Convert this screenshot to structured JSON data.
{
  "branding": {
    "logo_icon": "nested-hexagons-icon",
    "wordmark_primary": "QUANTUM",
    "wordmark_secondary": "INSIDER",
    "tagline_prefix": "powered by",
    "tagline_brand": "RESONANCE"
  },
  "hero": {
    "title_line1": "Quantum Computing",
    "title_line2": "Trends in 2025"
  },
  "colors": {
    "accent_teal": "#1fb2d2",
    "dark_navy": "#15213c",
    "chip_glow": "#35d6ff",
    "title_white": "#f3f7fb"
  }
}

** Aim **
Repeat the data precisely, reproducing every entry.

** Task output **
Convert this screenshot to structured JSON data.
{
  "branding": {
    "logo_icon": "nested-hexagons-icon",
    "wordmark_primary": "QUANTUM",
    "wordmark_secondary": "INSIDER",
    "tagline_prefix": "powered by",
    "tagline_brand": "RESONANCE"
  },
  "hero": {
    "title_line1": "Quantum Computing",
    "title_line2": "Trends in 2025"
  },
  "colors": {
    "accent_teal": "#1fb2d2",
    "dark_navy": "#15213c",
    "chip_glow": "#35d6ff",
    "title_white": "#f3f7fb"
  }
}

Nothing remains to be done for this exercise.